__Figure record listings__.
>>
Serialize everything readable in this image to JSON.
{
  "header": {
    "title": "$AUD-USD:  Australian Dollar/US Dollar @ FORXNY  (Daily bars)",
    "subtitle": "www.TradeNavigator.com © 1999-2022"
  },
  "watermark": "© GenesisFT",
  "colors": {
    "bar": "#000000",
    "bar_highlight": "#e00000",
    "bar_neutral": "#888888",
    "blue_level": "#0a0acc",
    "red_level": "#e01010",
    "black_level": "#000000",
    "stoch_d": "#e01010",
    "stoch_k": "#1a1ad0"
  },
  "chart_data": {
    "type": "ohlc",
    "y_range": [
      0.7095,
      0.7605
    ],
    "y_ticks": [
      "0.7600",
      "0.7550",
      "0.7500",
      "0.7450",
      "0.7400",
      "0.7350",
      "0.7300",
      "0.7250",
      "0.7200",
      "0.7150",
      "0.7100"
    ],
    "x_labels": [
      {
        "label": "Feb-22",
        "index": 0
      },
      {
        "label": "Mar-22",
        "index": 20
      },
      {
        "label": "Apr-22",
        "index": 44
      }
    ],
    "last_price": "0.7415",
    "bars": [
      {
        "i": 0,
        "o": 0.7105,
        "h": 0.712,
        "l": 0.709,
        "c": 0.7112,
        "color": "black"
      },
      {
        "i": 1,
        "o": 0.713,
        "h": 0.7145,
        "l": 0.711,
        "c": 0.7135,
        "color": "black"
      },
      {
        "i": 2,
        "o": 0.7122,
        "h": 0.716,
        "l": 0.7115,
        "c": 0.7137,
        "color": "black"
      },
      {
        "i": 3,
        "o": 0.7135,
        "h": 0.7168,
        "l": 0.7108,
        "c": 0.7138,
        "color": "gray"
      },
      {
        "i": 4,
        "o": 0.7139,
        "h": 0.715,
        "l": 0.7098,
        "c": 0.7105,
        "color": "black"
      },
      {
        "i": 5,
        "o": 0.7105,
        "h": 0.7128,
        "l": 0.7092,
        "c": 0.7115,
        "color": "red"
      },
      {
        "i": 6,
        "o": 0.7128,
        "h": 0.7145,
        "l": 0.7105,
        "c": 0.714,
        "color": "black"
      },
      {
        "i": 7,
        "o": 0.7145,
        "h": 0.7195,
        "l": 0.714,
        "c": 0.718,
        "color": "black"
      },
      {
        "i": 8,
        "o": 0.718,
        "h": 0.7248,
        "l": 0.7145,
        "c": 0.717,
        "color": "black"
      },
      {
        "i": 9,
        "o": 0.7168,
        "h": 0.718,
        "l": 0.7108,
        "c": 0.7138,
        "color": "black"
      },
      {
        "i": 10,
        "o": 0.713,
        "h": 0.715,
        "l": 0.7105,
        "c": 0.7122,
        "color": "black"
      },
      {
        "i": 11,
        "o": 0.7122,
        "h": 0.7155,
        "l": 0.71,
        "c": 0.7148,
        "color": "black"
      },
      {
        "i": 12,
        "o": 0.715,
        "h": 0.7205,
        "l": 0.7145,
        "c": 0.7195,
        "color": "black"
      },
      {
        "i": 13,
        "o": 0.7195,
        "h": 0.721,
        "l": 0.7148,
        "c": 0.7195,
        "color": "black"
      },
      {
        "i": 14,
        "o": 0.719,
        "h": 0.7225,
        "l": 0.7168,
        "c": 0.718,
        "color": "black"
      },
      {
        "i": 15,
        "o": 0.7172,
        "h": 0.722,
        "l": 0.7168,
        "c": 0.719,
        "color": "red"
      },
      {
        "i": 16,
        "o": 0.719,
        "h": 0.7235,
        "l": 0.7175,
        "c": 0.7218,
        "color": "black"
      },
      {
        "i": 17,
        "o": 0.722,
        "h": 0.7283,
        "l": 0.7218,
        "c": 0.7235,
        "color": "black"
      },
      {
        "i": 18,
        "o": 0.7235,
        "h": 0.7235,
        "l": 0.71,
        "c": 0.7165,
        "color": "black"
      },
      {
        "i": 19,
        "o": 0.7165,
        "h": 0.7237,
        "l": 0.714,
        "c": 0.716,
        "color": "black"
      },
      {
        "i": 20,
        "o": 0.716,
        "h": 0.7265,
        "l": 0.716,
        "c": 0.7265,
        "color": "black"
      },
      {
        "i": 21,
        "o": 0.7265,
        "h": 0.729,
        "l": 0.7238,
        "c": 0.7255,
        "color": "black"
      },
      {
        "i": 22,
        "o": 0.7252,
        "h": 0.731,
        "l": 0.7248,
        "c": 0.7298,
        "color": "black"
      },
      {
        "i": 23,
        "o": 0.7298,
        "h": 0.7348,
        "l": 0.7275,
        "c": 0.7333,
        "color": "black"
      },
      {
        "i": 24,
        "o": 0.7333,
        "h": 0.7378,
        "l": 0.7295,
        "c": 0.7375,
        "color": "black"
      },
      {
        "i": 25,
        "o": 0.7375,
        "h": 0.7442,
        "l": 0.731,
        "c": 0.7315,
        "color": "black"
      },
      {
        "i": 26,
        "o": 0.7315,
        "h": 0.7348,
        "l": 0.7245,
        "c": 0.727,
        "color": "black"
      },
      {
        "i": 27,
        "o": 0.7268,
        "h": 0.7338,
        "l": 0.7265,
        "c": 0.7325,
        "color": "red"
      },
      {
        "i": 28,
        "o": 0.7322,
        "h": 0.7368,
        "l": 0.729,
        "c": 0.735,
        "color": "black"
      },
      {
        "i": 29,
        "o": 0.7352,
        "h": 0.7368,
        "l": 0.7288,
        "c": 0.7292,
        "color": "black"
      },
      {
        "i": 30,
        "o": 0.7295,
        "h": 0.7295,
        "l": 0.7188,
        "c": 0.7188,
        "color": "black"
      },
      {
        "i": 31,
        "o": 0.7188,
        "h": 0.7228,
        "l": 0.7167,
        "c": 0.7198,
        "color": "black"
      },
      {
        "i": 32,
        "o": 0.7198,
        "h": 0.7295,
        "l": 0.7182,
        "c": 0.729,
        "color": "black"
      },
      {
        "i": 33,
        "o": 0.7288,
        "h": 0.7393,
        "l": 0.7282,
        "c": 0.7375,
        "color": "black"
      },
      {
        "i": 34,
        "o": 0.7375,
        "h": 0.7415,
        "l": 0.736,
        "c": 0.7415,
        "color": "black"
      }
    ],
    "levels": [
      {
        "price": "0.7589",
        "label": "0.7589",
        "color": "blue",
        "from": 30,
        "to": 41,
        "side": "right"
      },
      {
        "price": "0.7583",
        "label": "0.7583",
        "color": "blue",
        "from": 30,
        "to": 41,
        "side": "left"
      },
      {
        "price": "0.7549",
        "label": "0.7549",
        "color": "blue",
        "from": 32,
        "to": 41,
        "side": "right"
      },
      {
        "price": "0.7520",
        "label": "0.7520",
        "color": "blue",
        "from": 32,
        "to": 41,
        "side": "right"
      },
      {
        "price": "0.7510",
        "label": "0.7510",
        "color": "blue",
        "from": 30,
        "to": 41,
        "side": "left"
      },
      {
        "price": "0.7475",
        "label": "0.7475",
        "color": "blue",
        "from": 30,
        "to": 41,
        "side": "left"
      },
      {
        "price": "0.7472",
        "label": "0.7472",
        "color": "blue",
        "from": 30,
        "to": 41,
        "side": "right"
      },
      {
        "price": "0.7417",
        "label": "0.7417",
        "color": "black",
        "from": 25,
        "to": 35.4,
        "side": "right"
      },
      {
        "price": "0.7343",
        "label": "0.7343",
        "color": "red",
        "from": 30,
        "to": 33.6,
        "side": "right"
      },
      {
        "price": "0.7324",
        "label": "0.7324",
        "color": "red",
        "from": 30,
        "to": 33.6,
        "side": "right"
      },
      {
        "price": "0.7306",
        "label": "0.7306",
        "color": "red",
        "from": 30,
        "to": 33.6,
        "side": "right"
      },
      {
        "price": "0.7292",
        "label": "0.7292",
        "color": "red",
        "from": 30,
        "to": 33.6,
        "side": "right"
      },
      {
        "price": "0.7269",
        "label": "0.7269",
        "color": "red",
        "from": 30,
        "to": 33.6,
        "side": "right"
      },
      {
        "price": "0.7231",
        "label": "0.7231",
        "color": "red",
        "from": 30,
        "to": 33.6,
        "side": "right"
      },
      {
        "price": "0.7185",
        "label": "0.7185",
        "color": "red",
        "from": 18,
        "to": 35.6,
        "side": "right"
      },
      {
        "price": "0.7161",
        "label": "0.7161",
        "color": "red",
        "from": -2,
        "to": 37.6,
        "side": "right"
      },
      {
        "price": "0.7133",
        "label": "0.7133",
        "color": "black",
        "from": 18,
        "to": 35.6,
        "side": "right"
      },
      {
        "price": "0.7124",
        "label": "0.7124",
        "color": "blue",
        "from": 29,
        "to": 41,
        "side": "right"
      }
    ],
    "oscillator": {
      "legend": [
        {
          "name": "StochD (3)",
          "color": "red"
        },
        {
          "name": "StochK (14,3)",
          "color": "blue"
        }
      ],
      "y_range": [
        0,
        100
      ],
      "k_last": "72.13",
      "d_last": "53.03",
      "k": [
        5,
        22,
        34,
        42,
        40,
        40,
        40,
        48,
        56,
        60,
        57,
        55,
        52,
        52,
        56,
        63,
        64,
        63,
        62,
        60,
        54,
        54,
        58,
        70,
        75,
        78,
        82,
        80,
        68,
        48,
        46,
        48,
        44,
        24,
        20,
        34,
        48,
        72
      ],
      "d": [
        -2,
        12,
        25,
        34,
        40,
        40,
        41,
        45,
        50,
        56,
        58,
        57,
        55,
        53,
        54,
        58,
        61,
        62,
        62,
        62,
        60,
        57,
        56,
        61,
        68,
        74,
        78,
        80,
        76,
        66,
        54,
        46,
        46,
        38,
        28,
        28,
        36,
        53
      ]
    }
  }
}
<<
__Exercise objective__.
Look through the entries and return each line that has the word "bars" in it.

__Written reply__.
    "title": "$AUD-USD:  Australian Dollar/US Dollar @ FORXNY  (Daily bars)",
    "bars": [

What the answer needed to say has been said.